(Extracted data entries)

------------------------------------------------------------

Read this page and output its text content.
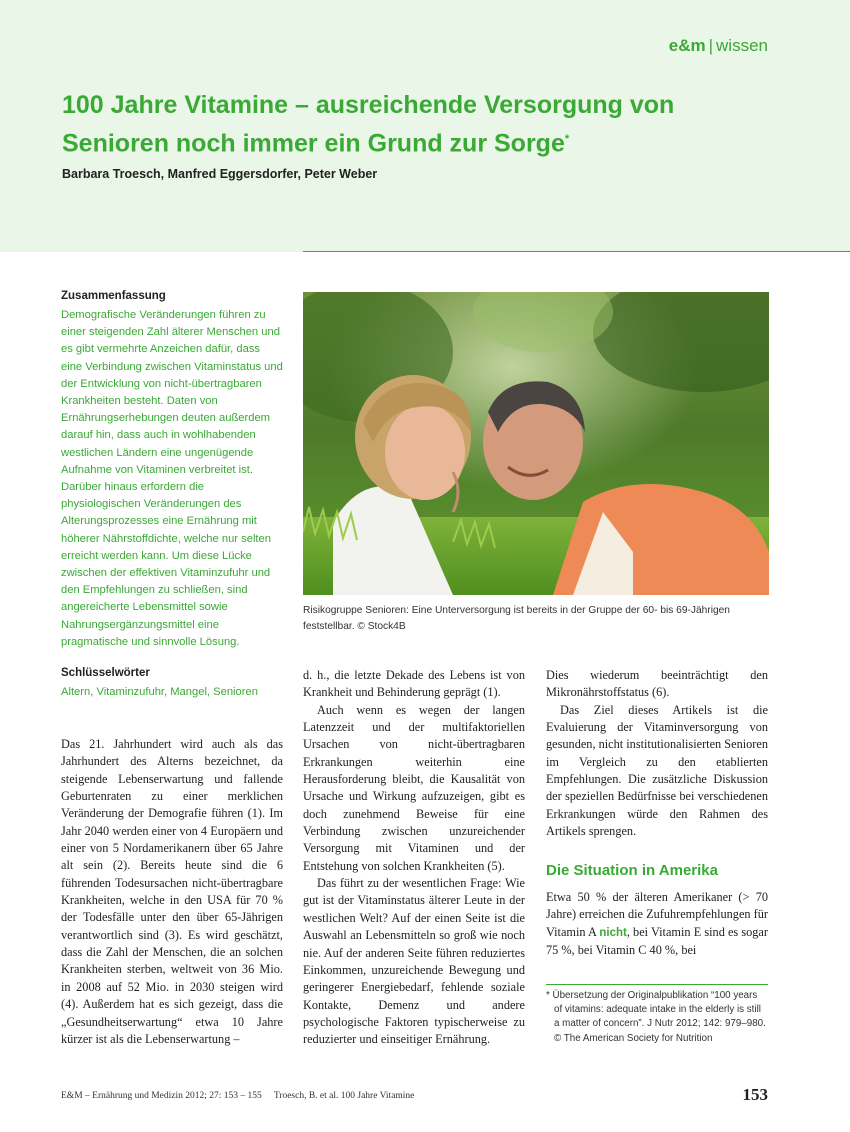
e&m | wissen
100 Jahre Vitamine – ausreichende Versorgung von Senioren noch immer ein Grund zur Sorge*
Barbara Troesch, Manfred Eggersdorfer, Peter Weber
Zusammenfassung
Demografische Veränderungen führen zu einer steigenden Zahl älterer Menschen und es gibt vermehrte Anzeichen dafür, dass eine Verbindung zwischen Vitaminstatus und der Entwicklung von nicht-übertragbaren Krankheiten besteht. Daten von Ernährungserhebungen deuten außerdem darauf hin, dass auch in wohlhabenden westlichen Ländern eine ungenügende Aufnahme von Vitaminen verbreitet ist. Darüber hinaus erfordern die physiologischen Veränderungen des Alterungsprozesses eine Ernährung mit höherer Nährstoffdichte, welche nur selten erreicht werden kann. Um diese Lücke zwischen der effektiven Vitaminzufuhr und den Empfehlungen zu schließen, sind angereicherte Lebensmittel sowie Nahrungsergänzungsmittel eine pragmatische und sinnvolle Lösung.
Schlüsselwörter
Altern, Vitaminzufuhr, Mangel, Senioren
Risikogruppe Senioren: Eine Unterversorgung ist bereits in der Gruppe der 60- bis 69-Jährigen feststellbar. © Stock4B

Das 21. Jahrhundert wird auch als das Jahrhundert des Alterns bezeichnet, da steigende Lebenserwartung und fallende Geburtenraten zu einer merklichen Veränderung der Demografie führen (1). Im Jahr 2040 werden einer von 4 Europäern und einer von 5 Nordamerikanern über 65 Jahre alt sein (2). Bereits heute sind die 6 führenden Todesursachen nicht-übertragbare Krankheiten, welche in den USA für 70 % der Todesfälle unter den über 65-Jährigen verantwortlich sind (3). Es wird geschätzt, dass die Zahl der Menschen, die an solchen Krankheiten sterben, weltweit von 36 Mio. in 2008 auf 52 Mio. in 2030 steigen wird (4). Außerdem hat es sich gezeigt, dass die „Gesundheitserwartung“ etwa 10 Jahre kürzer ist als die Lebenserwartung –

d. h., die letzte Dekade des Lebens ist von Krankheit und Behinderung geprägt (1).

Auch wenn es wegen der langen Latenzzeit und der multifaktoriellen Ursachen von nicht-übertragbaren Erkrankungen weiterhin eine Herausforderung bleibt, die Kausalität von Ursache und Wirkung aufzuzeigen, gibt es doch zunehmend Beweise für eine Verbindung zwischen unzureichender Versorgung mit Vitaminen und der Entstehung von solchen Krankheiten (5).

Das führt zu der wesentlichen Frage: Wie gut ist der Vitaminstatus älterer Leute in der westlichen Welt? Auf der einen Seite ist die Auswahl an Lebensmitteln so groß wie noch nie. Auf der anderen Seite führen reduziertes Einkommen, unzureichende Bewegung und geringerer Energiebedarf, fehlende soziale Kontakte, Demenz und andere psychologische Faktoren typischerweise zu reduzierter und einseitiger Ernährung.

Dies wiederum beeinträchtigt den Mikronährstoffstatus (6).

Das Ziel dieses Artikels ist die Evaluierung der Vitaminversorgung von gesunden, nicht institutionalisierten Senioren im Vergleich zu den etablierten Empfehlungen. Die zusätzliche Diskussion der speziellen Bedürfnisse bei verschiedenen Erkrankungen würde den Rahmen des Artikels sprengen.

Die Situation in Amerika

Etwa 50 % der älteren Amerikaner (> 70 Jahre) erreichen die Zufuhrempfehlungen für Vitamin A nicht, bei Vitamin E sind es sogar 75 %, bei Vitamin C 40 %, bei

* Übersetzung der Originalpublikation “100 years of vitamins: adequate intake in the elderly is still a matter of concern”. J Nutr 2012; 142: 979–980. © The American Society for Nutrition
E&M – Ernährung und Medizin 2012; 27: 153 – 155 Troesch, B. et al. 100 Jahre Vitamine	153
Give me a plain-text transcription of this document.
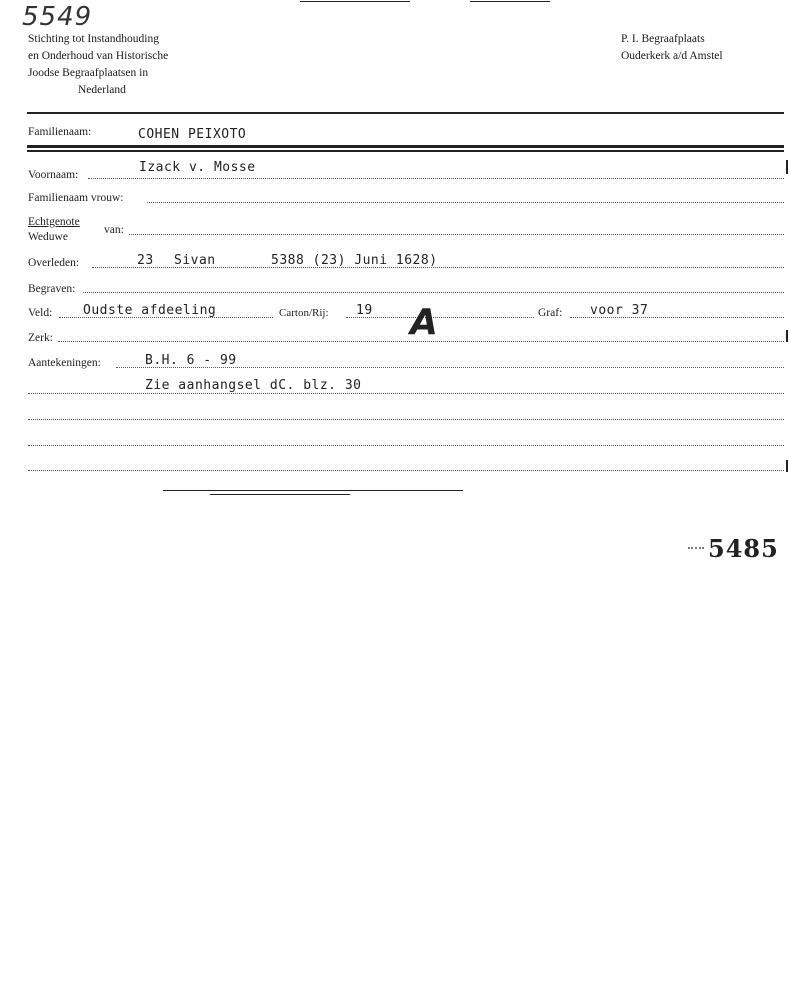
5549
Stichting tot Instandhouding
en Onderhoud van Historische
Joodse Begraafplaatsen in
Nederland
P. I. Begraafplaats
Ouderkerk a/d Amstel
Familienaam:	COHEN PEIXOTO
Voornaam:	Izack v. Mosse
Familienaam vrouw:
Echtgenote
Weduwe
van:
Overleden:	23 Sivan	5388 (23) Juni 1628)
Begraven:
Veld: Oudste afdeeling	Carton/Rij: 19 A	Graf: voor 37
Zerk:
Aantekeningen:	B.H. 6 - 99
Zie aanhangsel dC. blz. 30
5485
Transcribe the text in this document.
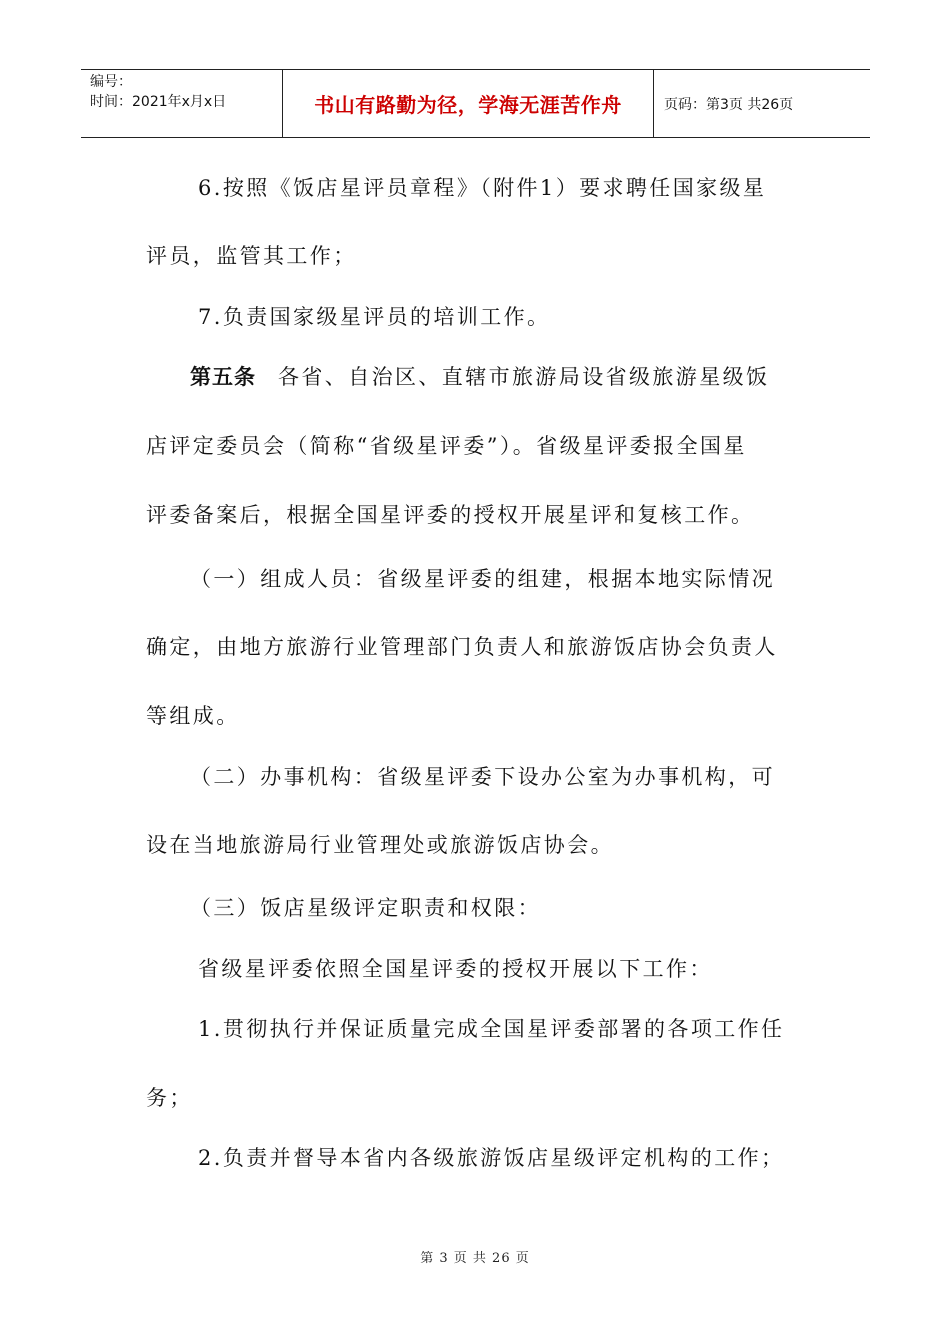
编号：
时间：2021年x月x日	书山有路勤为径，学海无涯苦作舟	页码：第3页 共26页
6.按照《饭店星评员章程》（附件1）要求聘任国家级星
评员，监管其工作；
7.负责国家级星评员的培训工作。
第五条 各省、自治区、直辖市旅游局设省级旅游星级饭
店评定委员会（简称“省级星评委”）。省级星评委报全国星
评委备案后，根据全国星评委的授权开展星评和复核工作。
（一）组成人员：省级星评委的组建，根据本地实际情况
确定，由地方旅游行业管理部门负责人和旅游饭店协会负责人
等组成。
（二）办事机构：省级星评委下设办公室为办事机构，可
设在当地旅游局行业管理处或旅游饭店协会。
（三）饭店星级评定职责和权限：
省级星评委依照全国星评委的授权开展以下工作：
1.贯彻执行并保证质量完成全国星评委部署的各项工作任
务；
2.负责并督导本省内各级旅游饭店星级评定机构的工作；
第 3 页 共 26 页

------------------------------------------------------------

** What is required **
Copy every line above in which the string "Erkrankungen" shows up.

** Exercise result **
Auch wenn es wegen der langen Latenzzeit und der multifaktoriellen Ursachen von nicht-übertragbaren Erkrankungen weiterhin eine Herausforderung bleibt, die Kausalität von Ursache und Wirkung aufzuzeigen, gibt es doch zunehmend Beweise für eine Verbindung zwischen unzureichender Versorgung mit Vitaminen und der Entstehung von solchen Krankheiten (5).
Das Ziel dieses Artikels ist die Evaluierung der Vitaminversorgung von gesunden, nicht institutionalisierten Senioren im Vergleich zu den etablierten Empfehlungen. Die zusätzliche Diskussion der speziellen Bedürfnisse bei verschiedenen Erkrankungen würde den Rahmen des Artikels sprengen.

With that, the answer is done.